TO DO: Determine which lines of the records include the word "xlabel", and copy them.
★ ★ ★ ★ ★
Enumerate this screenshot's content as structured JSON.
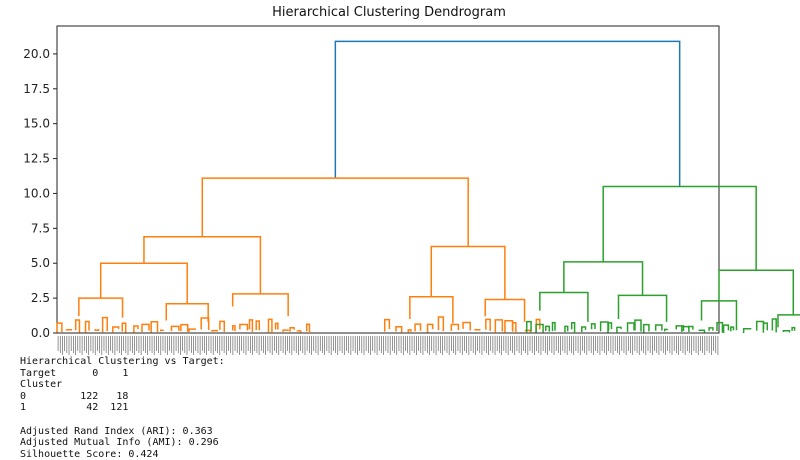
{
  "chart_data": {
    "type": "dendrogram",
    "title": "Hierarchical Clustering Dendrogram",
    "xlabel": "",
    "ylabel": "",
    "ylim": [
      0,
      22
    ],
    "yticks": [
      "0.0",
      "2.5",
      "5.0",
      "7.5",
      "10.0",
      "12.5",
      "15.0",
      "17.5",
      "20.0"
    ],
    "leaf_count": 303,
    "leaf_labels_legible": false,
    "colors": {
      "root": "#1f77b4",
      "cluster_0": "#ff7f0e",
      "cluster_1": "#2ca02c"
    },
    "merge_heights": {
      "root": 20.9,
      "cluster_0": 11.1,
      "cluster_1": 10.5,
      "cluster_0_left": 6.9,
      "cluster_0_right": 6.2,
      "cluster_1_left": 5.1,
      "cluster_1_right": 4.5
    },
    "links": [
      {
        "xl": 127.4,
        "yl": 11.1,
        "xr": 285.0,
        "yr": 10.5,
        "h": 20.9,
        "cluster": "root"
      },
      {
        "xl": 66.5,
        "yl": 6.9,
        "xr": 188.2,
        "yr": 6.2,
        "h": 11.1,
        "cluster": "cluster_0"
      },
      {
        "xl": 39.8,
        "yl": 5.0,
        "xr": 93.1,
        "yr": 2.8,
        "h": 6.9,
        "cluster": "cluster_0"
      },
      {
        "xl": 20.0,
        "yl": 2.5,
        "xr": 59.6,
        "yr": 2.1,
        "h": 5.0,
        "cluster": "cluster_0"
      },
      {
        "xl": 10.0,
        "yl": 1.2,
        "xr": 30.0,
        "yr": 1.1,
        "h": 2.5,
        "cluster": "cluster_0"
      },
      {
        "xl": 50.0,
        "yl": 0.9,
        "xr": 69.2,
        "yr": 0.8,
        "h": 2.1,
        "cluster": "cluster_0"
      },
      {
        "xl": 80.4,
        "yl": 1.9,
        "xr": 105.8,
        "yr": 1.2,
        "h": 2.8,
        "cluster": "cluster_0"
      },
      {
        "xl": 171.3,
        "yl": 2.6,
        "xr": 205.0,
        "yr": 2.4,
        "h": 6.2,
        "cluster": "cluster_0"
      },
      {
        "xl": 161.5,
        "yl": 1.0,
        "xr": 181.2,
        "yr": 0.7,
        "h": 2.6,
        "cluster": "cluster_0"
      },
      {
        "xl": 196.0,
        "yl": 1.2,
        "xr": 214.0,
        "yr": 0.8,
        "h": 2.4,
        "cluster": "cluster_0"
      },
      {
        "xl": 250.0,
        "yl": 5.1,
        "xr": 320.0,
        "yr": 4.5,
        "h": 10.5,
        "cluster": "cluster_1"
      },
      {
        "xl": 232.0,
        "yl": 2.9,
        "xr": 268.0,
        "yr": 2.7,
        "h": 5.1,
        "cluster": "cluster_1"
      },
      {
        "xl": 221.0,
        "yl": 1.6,
        "xr": 243.0,
        "yr": 0.8,
        "h": 2.9,
        "cluster": "cluster_1"
      },
      {
        "xl": 257.0,
        "yl": 1.0,
        "xr": 279.0,
        "yr": 0.8,
        "h": 2.7,
        "cluster": "cluster_1"
      },
      {
        "xl": 303.0,
        "yl": 2.3,
        "xr": 337.0,
        "yr": 1.3,
        "h": 4.5,
        "cluster": "cluster_1"
      },
      {
        "xl": 295.0,
        "yl": 0.9,
        "xr": 311.0,
        "yr": 0.2,
        "h": 2.3,
        "cluster": "cluster_1"
      },
      {
        "xl": 330.0,
        "yl": 0.4,
        "xr": 344.0,
        "yr": 0.2,
        "h": 1.3,
        "cluster": "cluster_1"
      }
    ]
  },
  "output": {
    "lines": [
      "Hierarchical Clustering vs Target:",
      "Target      0    1",
      "Cluster",
      "0         122   18",
      "1          42  121",
      "",
      "Adjusted Rand Index (ARI): 0.363",
      "Adjusted Mutual Info (AMI): 0.296",
      "Silhouette Score: 0.424"
    ]
  }
}
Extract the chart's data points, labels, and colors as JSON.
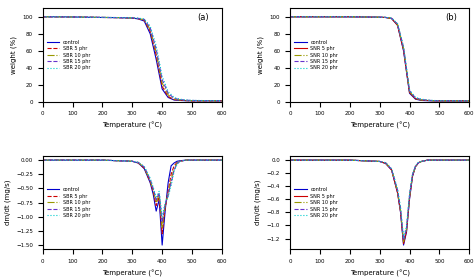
{
  "temp": [
    0,
    50,
    100,
    150,
    200,
    250,
    300,
    320,
    340,
    360,
    380,
    400,
    420,
    440,
    460,
    480,
    500,
    550,
    600
  ],
  "tga_control_a": [
    100,
    100,
    99.8,
    99.5,
    99.2,
    99.0,
    98.5,
    97.5,
    95,
    80,
    50,
    15,
    5,
    2,
    1.5,
    1.2,
    1.0,
    1.0,
    1.0
  ],
  "tga_sbr5_a": [
    100,
    100,
    99.8,
    99.5,
    99.2,
    99.0,
    98.5,
    97.8,
    96,
    83,
    55,
    18,
    6,
    2.5,
    1.8,
    1.3,
    1.0,
    1.0,
    1.0
  ],
  "tga_sbr10_a": [
    100,
    100,
    99.8,
    99.5,
    99.3,
    99.1,
    98.6,
    98.0,
    96.5,
    85,
    58,
    22,
    8,
    3,
    2,
    1.5,
    1.2,
    1.1,
    1.0
  ],
  "tga_sbr15_a": [
    100,
    100,
    99.8,
    99.5,
    99.3,
    99.1,
    98.7,
    98.2,
    97,
    87,
    62,
    26,
    10,
    4,
    2.5,
    1.8,
    1.5,
    1.2,
    1.1
  ],
  "tga_sbr20_a": [
    100,
    100,
    99.8,
    99.5,
    99.3,
    99.1,
    98.8,
    98.4,
    97.5,
    89,
    66,
    30,
    12,
    5,
    3,
    2,
    1.6,
    1.3,
    1.2
  ],
  "tga_control_b": [
    100,
    100,
    100,
    100,
    100,
    99.8,
    99.5,
    99.2,
    98,
    90,
    60,
    10,
    3,
    1.5,
    1.2,
    1.0,
    1.0,
    1.0,
    1.0
  ],
  "tga_snr5_b": [
    100,
    100,
    100,
    100,
    100,
    99.8,
    99.5,
    99.2,
    98,
    90,
    61,
    11,
    3.5,
    2,
    1.5,
    1.2,
    1.0,
    1.0,
    1.0
  ],
  "tga_snr10_b": [
    100,
    100,
    100,
    100,
    100,
    99.8,
    99.5,
    99.3,
    98.2,
    91,
    63,
    12,
    4,
    2,
    1.5,
    1.2,
    1.0,
    1.0,
    1.0
  ],
  "tga_snr15_b": [
    100,
    100,
    100,
    100,
    100,
    99.8,
    99.6,
    99.3,
    98.3,
    91.5,
    64,
    13,
    4.5,
    2.5,
    1.8,
    1.3,
    1.0,
    1.0,
    1.0
  ],
  "tga_snr20_b": [
    100,
    100,
    100,
    100,
    100,
    99.8,
    99.6,
    99.4,
    98.5,
    92,
    65,
    14,
    5,
    3,
    2,
    1.5,
    1.2,
    1.0,
    1.0
  ],
  "dtg_temp": [
    0,
    50,
    100,
    150,
    200,
    250,
    300,
    320,
    340,
    360,
    370,
    380,
    390,
    400,
    410,
    420,
    430,
    440,
    450,
    460,
    480,
    500,
    550,
    600
  ],
  "dtg_control_a": [
    0,
    0,
    0,
    0,
    0,
    -0.01,
    -0.02,
    -0.05,
    -0.15,
    -0.4,
    -0.6,
    -0.9,
    -0.7,
    -1.5,
    -0.9,
    -0.4,
    -0.1,
    -0.05,
    -0.02,
    -0.01,
    0,
    0,
    0,
    0
  ],
  "dtg_sbr5_a": [
    0,
    0,
    0,
    0,
    0,
    -0.01,
    -0.02,
    -0.05,
    -0.14,
    -0.38,
    -0.55,
    -0.8,
    -0.65,
    -1.3,
    -0.85,
    -0.55,
    -0.25,
    -0.1,
    -0.04,
    -0.02,
    0,
    0,
    0,
    0
  ],
  "dtg_sbr10_a": [
    0,
    0,
    0,
    0,
    0,
    -0.01,
    -0.02,
    -0.04,
    -0.13,
    -0.36,
    -0.52,
    -0.75,
    -0.6,
    -1.2,
    -0.8,
    -0.6,
    -0.35,
    -0.15,
    -0.05,
    -0.02,
    0,
    0,
    0,
    0
  ],
  "dtg_sbr15_a": [
    0,
    0,
    0,
    0,
    0,
    -0.01,
    -0.02,
    -0.04,
    -0.12,
    -0.34,
    -0.5,
    -0.7,
    -0.58,
    -1.1,
    -0.78,
    -0.62,
    -0.4,
    -0.18,
    -0.06,
    -0.02,
    0,
    0,
    0,
    0
  ],
  "dtg_sbr20_a": [
    0,
    0,
    0,
    0,
    0,
    -0.01,
    -0.02,
    -0.04,
    -0.11,
    -0.32,
    -0.48,
    -0.65,
    -0.55,
    -1.0,
    -0.75,
    -0.65,
    -0.45,
    -0.2,
    -0.07,
    -0.02,
    0,
    0,
    0,
    0
  ],
  "dtg_control_b": [
    0,
    0,
    0,
    0,
    0,
    -0.01,
    -0.02,
    -0.05,
    -0.15,
    -0.5,
    -0.8,
    -1.3,
    -1.1,
    -0.6,
    -0.25,
    -0.1,
    -0.04,
    -0.02,
    -0.01,
    0,
    0,
    0,
    0,
    0
  ],
  "dtg_snr5_b": [
    0,
    0,
    0,
    0,
    0,
    -0.01,
    -0.02,
    -0.05,
    -0.15,
    -0.5,
    -0.79,
    -1.28,
    -1.08,
    -0.58,
    -0.24,
    -0.1,
    -0.04,
    -0.02,
    -0.01,
    0,
    0,
    0,
    0,
    0
  ],
  "dtg_snr10_b": [
    0,
    0,
    0,
    0,
    0,
    -0.01,
    -0.02,
    -0.04,
    -0.14,
    -0.48,
    -0.77,
    -1.25,
    -1.06,
    -0.56,
    -0.23,
    -0.1,
    -0.04,
    -0.02,
    -0.01,
    0,
    0,
    0,
    0,
    0
  ],
  "dtg_snr15_b": [
    0,
    0,
    0,
    0,
    0,
    -0.01,
    -0.02,
    -0.04,
    -0.14,
    -0.46,
    -0.75,
    -1.22,
    -1.04,
    -0.54,
    -0.22,
    -0.09,
    -0.04,
    -0.02,
    -0.01,
    0,
    0,
    0,
    0,
    0
  ],
  "dtg_snr20_b": [
    0,
    0,
    0,
    0,
    0,
    -0.01,
    -0.02,
    -0.04,
    -0.13,
    -0.44,
    -0.72,
    -1.18,
    -1.01,
    -0.52,
    -0.21,
    -0.09,
    -0.03,
    -0.02,
    -0.01,
    0,
    0,
    0,
    0,
    0
  ],
  "colors": {
    "control": "#0000CD",
    "5phr": "#CC0000",
    "10phr": "#999900",
    "15phr": "#6633CC",
    "20phr": "#00CCCC"
  },
  "legend_a_tga": [
    "control",
    "SBR 5 phr",
    "SBR 10 phr",
    "SBR 15 phr",
    "SBR 20 phr"
  ],
  "legend_b_tga": [
    "control",
    "SNR 5 phr",
    "SNR 10 phr",
    "SNR 15 phr",
    "SNR 20 phr"
  ],
  "legend_a_dtg": [
    "control",
    "SBR 5 phr",
    "SBR 10 phr",
    "SBR 15 phr",
    "SBR 20 phr"
  ],
  "legend_b_dtg": [
    "control",
    "SNR 5 phr",
    "SNR 10 phr",
    "SNR 15 phr",
    "SNR 20 phr"
  ],
  "xlabel": "Temperature (°C)",
  "ylabel_tga": "weight (%)",
  "ylabel_dtg": "dm/dt (mg/s)",
  "xlim": [
    0,
    600
  ],
  "ylim_tga": [
    0,
    110
  ],
  "label_a": "(a)",
  "label_b": "(b)"
}
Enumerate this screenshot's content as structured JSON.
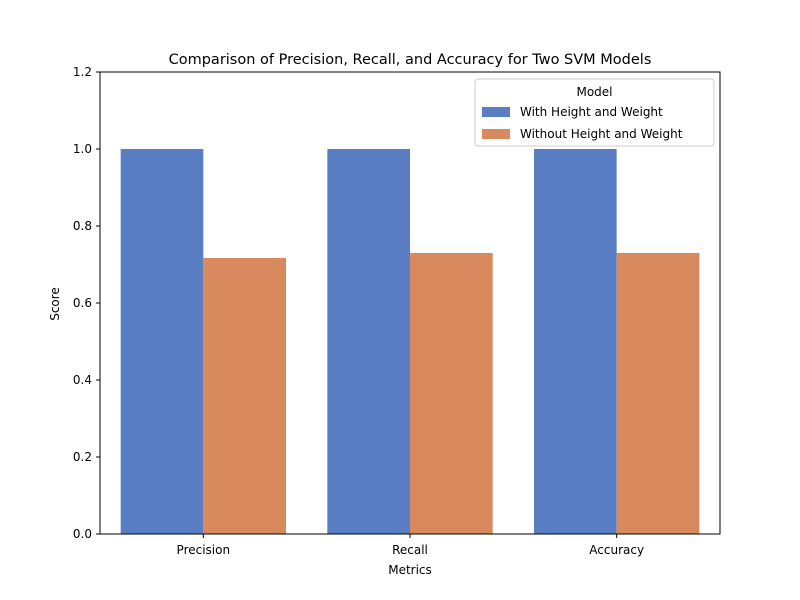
{
  "chart_data": {
    "type": "bar",
    "title": "Comparison of Precision, Recall, and Accuracy for Two SVM Models",
    "xlabel": "Metrics",
    "ylabel": "Score",
    "categories": [
      "Precision",
      "Recall",
      "Accuracy"
    ],
    "ylim": [
      0,
      1.2
    ],
    "yticks": [
      "0.0",
      "0.2",
      "0.4",
      "0.6",
      "0.8",
      "1.0",
      "1.2"
    ],
    "grid": false,
    "legend": {
      "title": "Model",
      "position": "top-right"
    },
    "series": [
      {
        "name": "With Height and Weight",
        "color": "#5a7ec4",
        "values": [
          1.0,
          1.0,
          1.0
        ]
      },
      {
        "name": "Without Height and Weight",
        "color": "#d8895e",
        "values": [
          0.717,
          0.73,
          0.73
        ]
      }
    ]
  }
}
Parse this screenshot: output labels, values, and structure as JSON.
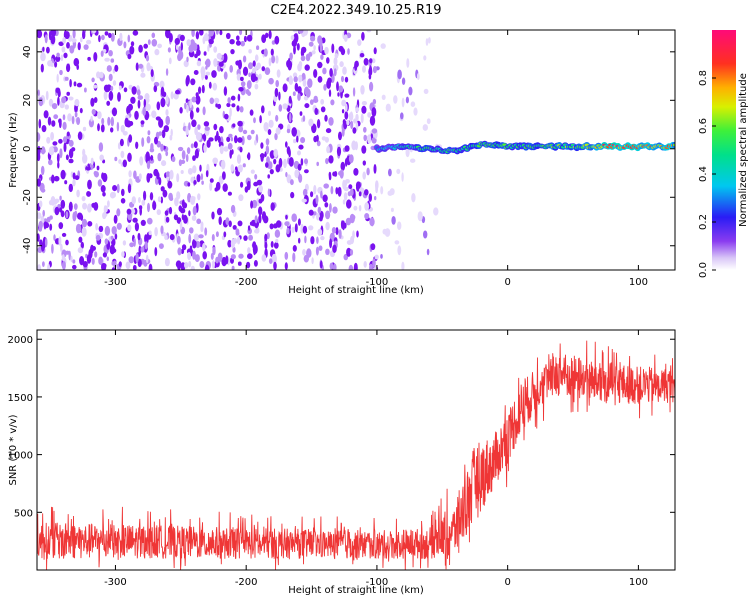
{
  "title": "C2E4.2022.349.10.25.R19",
  "chart_data": [
    {
      "type": "heatmap",
      "xlabel": "Height of straight line (km)",
      "ylabel": "Frequency (Hz)",
      "xlim": [
        -360,
        128
      ],
      "ylim": [
        -50,
        49
      ],
      "x_ticks": [
        -300,
        -200,
        -100,
        0,
        100
      ],
      "x_tick_labels": [
        "-300",
        "-200",
        "-100",
        "0",
        "100"
      ],
      "y_ticks": [
        -40,
        -20,
        0,
        20,
        40
      ],
      "y_tick_labels": [
        "-40",
        "-20",
        "0",
        "20",
        "40"
      ],
      "colorbar": {
        "label": "Normalized spectral amplitude",
        "range": [
          0,
          1
        ],
        "ticks": [
          0.0,
          0.2,
          0.4,
          0.6,
          0.8
        ],
        "tick_labels": [
          "0.0",
          "0.2",
          "0.4",
          "0.6",
          "0.8"
        ],
        "colormap": "white-purple-blue-cyan-green-yellow-orange-red-pink"
      },
      "regions": [
        {
          "x_range": [
            -360,
            -100
          ],
          "freq_range": [
            -50,
            49
          ],
          "amplitude": 0.05,
          "description": "broadband noise"
        },
        {
          "x_range": [
            -100,
            -40
          ],
          "freq_range": [
            -50,
            49
          ],
          "amplitude": 0.02,
          "description": "fading noise"
        },
        {
          "x_range": [
            -100,
            128
          ],
          "freq_center": 1,
          "amplitude": 0.6,
          "description": "narrow signal line near 0 Hz"
        }
      ],
      "signal_line": {
        "x": [
          -100,
          -80,
          -60,
          -40,
          -20,
          0,
          20,
          40,
          60,
          80,
          100,
          128
        ],
        "freq": [
          0,
          1,
          0,
          -1,
          2,
          1,
          1,
          1,
          1,
          1,
          1,
          1
        ],
        "amplitude": [
          0.35,
          0.45,
          0.5,
          0.5,
          0.6,
          0.55,
          0.55,
          0.6,
          0.65,
          0.85,
          0.8,
          0.75
        ]
      }
    },
    {
      "type": "line",
      "xlabel": "Height of straight line (km)",
      "ylabel": "SNR (10 * v/v)",
      "xlim": [
        -360,
        128
      ],
      "ylim": [
        0,
        2080
      ],
      "x_ticks": [
        -300,
        -200,
        -100,
        0,
        100
      ],
      "x_tick_labels": [
        "-300",
        "-200",
        "-100",
        "0",
        "100"
      ],
      "y_ticks": [
        500,
        1000,
        1500,
        2000
      ],
      "y_tick_labels": [
        "500",
        "1000",
        "1500",
        "2000"
      ],
      "color": "#ef3636",
      "series_envelope": {
        "x": [
          -360,
          -300,
          -200,
          -100,
          -60,
          -40,
          -25,
          -10,
          0,
          10,
          25,
          40,
          60,
          80,
          100,
          128
        ],
        "min": [
          0,
          0,
          0,
          0,
          0,
          0,
          50,
          500,
          700,
          950,
          1250,
          1350,
          1300,
          1300,
          1300,
          1300
        ],
        "max": [
          600,
          550,
          500,
          450,
          500,
          800,
          1300,
          1350,
          1550,
          1800,
          1900,
          2050,
          2000,
          1950,
          1900,
          1850
        ],
        "mean": [
          250,
          250,
          230,
          220,
          230,
          350,
          750,
          950,
          1150,
          1400,
          1600,
          1700,
          1650,
          1620,
          1600,
          1600
        ]
      }
    }
  ]
}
★ ★ ★ ★ ★
WRITTEN ANSWER:
    "xlabel": "",
  "xlabel": "Temperature (°C)",
    "xlabel": "Metrics",
      "xlabel": "Height of straight line (km)",
      "xlabel": "Height of straight line (km)",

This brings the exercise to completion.